(Dataset listings of figures)
━━━━━━━━━━━━━━━━━━━━━━━━━━━━━━

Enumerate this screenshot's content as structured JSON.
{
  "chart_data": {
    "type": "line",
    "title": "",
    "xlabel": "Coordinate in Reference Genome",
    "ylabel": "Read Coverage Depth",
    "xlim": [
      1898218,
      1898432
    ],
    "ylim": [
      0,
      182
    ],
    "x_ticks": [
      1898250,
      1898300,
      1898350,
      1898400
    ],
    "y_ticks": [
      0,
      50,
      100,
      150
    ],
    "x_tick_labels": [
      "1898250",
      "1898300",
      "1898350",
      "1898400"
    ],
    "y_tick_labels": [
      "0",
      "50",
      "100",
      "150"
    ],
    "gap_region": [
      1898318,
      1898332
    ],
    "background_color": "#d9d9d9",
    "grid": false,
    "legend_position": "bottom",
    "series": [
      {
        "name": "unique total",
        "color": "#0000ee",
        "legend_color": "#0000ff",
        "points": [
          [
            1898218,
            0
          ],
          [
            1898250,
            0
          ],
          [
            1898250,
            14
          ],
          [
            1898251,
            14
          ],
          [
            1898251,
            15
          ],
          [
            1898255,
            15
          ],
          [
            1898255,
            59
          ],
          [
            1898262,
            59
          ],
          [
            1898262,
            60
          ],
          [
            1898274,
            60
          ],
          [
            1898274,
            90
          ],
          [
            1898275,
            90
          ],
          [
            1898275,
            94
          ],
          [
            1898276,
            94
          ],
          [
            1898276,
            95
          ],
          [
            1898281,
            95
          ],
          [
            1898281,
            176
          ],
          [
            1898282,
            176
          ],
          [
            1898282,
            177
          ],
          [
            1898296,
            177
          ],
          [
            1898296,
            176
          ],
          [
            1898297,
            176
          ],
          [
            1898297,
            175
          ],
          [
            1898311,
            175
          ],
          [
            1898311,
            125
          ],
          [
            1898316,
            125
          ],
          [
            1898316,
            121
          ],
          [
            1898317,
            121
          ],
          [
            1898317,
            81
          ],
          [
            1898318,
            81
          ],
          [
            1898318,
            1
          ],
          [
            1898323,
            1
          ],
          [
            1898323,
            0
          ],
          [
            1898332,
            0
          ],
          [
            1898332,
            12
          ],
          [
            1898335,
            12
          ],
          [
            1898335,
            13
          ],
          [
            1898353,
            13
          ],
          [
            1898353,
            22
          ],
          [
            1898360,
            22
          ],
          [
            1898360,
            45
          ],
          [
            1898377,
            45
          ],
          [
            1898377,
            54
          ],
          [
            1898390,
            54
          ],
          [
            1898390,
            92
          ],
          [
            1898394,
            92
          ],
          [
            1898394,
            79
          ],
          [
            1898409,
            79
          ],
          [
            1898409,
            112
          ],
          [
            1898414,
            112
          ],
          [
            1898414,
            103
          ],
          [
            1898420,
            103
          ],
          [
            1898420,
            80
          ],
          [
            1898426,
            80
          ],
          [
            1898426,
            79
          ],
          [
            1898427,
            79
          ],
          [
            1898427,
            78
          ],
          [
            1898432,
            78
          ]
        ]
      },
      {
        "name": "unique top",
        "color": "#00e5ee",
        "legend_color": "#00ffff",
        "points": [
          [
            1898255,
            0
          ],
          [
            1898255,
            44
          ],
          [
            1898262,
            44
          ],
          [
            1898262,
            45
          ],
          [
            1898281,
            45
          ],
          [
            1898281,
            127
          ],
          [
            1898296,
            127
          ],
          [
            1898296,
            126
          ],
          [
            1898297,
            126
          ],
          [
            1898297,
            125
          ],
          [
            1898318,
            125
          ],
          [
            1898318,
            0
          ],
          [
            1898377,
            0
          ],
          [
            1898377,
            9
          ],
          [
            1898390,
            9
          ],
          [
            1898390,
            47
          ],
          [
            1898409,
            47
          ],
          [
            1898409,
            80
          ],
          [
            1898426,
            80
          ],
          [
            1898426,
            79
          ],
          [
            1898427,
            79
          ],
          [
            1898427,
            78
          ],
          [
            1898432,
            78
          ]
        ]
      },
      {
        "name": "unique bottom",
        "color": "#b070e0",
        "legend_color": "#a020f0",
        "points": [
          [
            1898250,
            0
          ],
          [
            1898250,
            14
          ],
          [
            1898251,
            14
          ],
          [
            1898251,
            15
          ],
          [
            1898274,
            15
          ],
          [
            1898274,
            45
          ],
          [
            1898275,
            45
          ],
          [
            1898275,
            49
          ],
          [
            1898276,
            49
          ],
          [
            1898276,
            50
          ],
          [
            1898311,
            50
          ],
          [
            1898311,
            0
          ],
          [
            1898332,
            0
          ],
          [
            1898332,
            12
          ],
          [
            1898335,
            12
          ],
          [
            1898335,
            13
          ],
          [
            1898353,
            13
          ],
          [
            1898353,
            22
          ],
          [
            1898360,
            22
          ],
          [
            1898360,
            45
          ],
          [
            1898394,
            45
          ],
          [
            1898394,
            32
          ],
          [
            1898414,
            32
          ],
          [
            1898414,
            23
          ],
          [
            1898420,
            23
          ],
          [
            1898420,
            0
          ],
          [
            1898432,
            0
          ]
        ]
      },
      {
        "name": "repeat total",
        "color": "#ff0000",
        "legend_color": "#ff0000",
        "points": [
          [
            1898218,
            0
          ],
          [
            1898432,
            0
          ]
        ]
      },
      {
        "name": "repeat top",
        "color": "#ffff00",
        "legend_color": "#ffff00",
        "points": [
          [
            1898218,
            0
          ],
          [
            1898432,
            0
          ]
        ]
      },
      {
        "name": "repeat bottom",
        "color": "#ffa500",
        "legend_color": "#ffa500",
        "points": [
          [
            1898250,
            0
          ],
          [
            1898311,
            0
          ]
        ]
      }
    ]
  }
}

━━━━━━━━━━━━━━━━━━━━━━━━━━━━━━

Please show the lines in the entries above that hold the string "name".

        "name": "unique total",
        "name": "unique top",
        "name": "unique bottom",
        "name": "repeat total",
        "name": "repeat top",
        "name": "repeat bottom",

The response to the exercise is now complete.